## START

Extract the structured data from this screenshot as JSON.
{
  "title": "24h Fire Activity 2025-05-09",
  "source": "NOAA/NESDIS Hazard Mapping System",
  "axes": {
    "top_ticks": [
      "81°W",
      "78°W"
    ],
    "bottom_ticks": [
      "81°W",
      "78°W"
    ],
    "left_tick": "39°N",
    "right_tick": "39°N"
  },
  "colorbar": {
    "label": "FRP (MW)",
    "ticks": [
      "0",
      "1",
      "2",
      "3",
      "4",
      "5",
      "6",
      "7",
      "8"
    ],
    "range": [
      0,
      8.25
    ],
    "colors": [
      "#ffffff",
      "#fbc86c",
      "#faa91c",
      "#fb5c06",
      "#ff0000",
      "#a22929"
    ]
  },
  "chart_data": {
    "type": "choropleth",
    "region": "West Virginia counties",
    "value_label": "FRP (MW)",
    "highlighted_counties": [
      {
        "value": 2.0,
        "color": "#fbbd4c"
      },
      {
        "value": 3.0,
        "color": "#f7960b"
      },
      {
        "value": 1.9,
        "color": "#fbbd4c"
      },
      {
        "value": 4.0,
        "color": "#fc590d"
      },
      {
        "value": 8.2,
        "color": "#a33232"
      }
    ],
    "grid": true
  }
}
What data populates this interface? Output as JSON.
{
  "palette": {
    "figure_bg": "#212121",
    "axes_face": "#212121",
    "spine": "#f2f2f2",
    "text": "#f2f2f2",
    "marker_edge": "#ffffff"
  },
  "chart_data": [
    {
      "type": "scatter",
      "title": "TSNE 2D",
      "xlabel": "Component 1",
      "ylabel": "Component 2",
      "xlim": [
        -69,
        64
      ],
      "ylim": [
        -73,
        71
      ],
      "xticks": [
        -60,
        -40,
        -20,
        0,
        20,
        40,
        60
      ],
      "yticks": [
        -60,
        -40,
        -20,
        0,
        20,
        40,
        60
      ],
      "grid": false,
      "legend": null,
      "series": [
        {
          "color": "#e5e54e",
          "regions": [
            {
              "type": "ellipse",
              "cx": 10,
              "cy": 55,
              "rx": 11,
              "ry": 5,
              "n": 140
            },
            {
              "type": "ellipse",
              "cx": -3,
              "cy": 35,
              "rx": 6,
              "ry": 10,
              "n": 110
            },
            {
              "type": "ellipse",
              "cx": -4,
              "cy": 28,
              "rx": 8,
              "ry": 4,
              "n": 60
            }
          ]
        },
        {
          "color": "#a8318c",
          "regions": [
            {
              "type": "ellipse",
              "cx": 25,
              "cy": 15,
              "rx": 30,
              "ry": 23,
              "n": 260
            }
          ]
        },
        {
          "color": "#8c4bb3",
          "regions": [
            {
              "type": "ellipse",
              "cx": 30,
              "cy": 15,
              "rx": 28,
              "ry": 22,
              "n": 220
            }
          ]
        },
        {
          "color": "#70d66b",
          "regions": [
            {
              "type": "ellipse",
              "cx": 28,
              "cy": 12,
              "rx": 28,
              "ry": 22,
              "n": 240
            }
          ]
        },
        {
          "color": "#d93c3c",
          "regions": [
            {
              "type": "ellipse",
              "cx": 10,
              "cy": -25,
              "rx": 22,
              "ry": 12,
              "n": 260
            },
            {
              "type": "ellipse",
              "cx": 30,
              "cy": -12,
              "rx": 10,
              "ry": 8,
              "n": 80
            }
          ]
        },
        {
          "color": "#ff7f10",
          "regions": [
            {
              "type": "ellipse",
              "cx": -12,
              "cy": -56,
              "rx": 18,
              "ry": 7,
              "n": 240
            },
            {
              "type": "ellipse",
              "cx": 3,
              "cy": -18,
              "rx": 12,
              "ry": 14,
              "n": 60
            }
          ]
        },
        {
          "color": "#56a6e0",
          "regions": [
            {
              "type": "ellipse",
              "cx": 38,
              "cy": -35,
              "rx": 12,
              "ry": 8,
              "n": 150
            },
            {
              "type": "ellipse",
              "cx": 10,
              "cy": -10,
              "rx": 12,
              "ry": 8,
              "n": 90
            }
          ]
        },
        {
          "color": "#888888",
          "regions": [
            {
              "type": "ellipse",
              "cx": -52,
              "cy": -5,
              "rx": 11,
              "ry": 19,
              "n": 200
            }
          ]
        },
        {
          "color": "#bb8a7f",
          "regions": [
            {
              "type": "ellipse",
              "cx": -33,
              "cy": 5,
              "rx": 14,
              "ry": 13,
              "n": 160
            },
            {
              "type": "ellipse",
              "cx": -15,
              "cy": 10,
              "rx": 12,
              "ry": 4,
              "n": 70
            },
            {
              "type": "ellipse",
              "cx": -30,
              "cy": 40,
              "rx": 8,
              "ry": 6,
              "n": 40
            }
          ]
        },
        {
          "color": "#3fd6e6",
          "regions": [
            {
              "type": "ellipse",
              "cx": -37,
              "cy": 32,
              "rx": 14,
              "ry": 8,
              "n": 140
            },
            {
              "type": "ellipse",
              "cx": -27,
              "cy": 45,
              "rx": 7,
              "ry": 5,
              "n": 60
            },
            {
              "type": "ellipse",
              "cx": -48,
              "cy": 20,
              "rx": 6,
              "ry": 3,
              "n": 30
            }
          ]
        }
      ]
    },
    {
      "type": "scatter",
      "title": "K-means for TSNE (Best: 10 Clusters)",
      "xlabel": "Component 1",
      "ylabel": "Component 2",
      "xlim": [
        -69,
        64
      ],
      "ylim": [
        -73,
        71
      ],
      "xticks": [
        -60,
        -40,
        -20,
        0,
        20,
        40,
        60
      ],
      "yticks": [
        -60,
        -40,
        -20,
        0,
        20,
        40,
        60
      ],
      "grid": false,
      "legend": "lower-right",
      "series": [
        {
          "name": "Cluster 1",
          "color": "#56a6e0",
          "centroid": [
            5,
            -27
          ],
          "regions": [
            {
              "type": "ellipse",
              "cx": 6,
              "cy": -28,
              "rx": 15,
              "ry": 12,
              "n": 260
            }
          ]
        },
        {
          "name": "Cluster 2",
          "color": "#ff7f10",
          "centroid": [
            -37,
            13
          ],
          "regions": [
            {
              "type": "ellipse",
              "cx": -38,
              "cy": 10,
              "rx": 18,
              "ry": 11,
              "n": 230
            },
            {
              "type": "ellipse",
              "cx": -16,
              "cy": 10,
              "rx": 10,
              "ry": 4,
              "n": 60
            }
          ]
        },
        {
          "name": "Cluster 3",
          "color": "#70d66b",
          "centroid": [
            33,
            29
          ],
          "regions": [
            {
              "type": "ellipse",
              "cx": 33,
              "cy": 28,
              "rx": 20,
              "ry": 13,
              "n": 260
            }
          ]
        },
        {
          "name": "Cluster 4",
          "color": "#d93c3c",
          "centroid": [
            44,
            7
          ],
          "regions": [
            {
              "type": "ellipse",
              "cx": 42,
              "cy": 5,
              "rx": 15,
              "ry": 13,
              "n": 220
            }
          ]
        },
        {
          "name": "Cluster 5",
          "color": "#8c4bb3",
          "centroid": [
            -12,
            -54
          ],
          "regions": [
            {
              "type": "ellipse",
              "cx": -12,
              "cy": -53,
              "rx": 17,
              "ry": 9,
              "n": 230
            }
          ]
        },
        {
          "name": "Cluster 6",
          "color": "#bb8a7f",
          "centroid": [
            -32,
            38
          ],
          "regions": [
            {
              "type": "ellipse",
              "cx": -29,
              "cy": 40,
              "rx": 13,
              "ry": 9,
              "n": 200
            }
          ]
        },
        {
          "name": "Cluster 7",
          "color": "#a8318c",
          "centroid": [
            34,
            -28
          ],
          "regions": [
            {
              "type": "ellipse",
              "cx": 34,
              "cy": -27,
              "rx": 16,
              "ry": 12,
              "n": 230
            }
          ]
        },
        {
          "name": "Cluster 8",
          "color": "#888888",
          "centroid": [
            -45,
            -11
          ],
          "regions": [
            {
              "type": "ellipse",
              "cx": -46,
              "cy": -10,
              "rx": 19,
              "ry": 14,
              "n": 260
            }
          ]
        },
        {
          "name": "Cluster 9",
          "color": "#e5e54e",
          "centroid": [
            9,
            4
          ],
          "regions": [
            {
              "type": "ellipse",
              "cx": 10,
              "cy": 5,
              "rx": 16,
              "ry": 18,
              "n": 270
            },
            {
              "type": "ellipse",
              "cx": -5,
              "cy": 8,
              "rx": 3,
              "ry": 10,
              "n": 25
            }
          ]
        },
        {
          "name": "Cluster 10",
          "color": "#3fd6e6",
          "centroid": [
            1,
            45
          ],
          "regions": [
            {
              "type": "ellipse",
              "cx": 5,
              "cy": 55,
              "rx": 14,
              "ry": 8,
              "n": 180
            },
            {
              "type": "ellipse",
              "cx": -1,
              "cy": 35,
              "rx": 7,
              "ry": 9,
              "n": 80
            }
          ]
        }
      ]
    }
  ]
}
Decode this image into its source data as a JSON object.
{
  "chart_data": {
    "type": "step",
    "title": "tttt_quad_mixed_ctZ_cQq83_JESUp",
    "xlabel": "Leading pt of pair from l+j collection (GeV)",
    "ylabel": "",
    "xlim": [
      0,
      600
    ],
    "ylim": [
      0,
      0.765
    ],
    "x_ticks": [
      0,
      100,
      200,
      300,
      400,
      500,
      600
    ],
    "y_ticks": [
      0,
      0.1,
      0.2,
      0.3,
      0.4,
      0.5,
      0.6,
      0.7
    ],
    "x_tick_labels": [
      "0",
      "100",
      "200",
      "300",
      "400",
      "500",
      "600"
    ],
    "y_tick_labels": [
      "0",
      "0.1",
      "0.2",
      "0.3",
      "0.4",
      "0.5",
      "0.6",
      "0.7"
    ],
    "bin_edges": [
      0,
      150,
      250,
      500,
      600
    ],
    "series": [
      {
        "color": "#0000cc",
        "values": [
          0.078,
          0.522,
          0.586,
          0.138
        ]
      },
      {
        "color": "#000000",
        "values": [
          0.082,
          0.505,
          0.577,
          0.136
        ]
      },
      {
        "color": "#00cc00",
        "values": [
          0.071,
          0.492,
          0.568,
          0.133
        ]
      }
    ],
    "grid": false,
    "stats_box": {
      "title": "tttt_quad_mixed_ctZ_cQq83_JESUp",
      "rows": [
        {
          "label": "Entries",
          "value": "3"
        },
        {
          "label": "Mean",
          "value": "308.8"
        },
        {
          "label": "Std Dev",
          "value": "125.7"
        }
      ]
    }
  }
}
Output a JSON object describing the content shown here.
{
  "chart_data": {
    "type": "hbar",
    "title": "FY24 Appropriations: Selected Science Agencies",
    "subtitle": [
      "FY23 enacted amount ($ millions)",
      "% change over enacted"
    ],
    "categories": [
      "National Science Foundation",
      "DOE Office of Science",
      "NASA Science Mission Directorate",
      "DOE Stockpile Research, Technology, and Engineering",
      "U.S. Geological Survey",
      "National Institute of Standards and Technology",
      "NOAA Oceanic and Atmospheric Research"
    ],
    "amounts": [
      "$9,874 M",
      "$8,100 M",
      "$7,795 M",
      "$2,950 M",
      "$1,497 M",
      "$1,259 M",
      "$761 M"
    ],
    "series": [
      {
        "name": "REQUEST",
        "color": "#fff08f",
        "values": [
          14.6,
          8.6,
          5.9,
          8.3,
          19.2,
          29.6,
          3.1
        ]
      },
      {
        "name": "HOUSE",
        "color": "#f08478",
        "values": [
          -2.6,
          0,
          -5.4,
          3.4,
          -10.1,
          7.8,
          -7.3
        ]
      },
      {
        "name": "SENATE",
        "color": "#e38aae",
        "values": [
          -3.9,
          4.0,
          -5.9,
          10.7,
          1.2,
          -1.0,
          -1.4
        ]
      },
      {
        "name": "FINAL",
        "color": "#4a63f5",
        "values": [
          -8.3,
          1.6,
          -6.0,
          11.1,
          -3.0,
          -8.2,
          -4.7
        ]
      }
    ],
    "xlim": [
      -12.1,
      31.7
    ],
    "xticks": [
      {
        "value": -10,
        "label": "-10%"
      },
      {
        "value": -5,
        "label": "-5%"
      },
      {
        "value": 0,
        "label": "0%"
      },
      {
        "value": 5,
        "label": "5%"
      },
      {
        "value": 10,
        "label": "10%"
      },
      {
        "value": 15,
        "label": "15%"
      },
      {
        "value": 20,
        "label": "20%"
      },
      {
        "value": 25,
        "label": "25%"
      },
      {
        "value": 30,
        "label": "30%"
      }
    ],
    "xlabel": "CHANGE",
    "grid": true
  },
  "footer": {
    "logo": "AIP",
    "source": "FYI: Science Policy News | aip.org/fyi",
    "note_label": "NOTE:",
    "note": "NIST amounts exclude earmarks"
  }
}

## END

## PROBLEM
Report each line of the material above where the word "object" appears.

## OUTPUT OF THE TASK
Decode this image into its source data as a JSON object.
Output a JSON object describing the content shown here.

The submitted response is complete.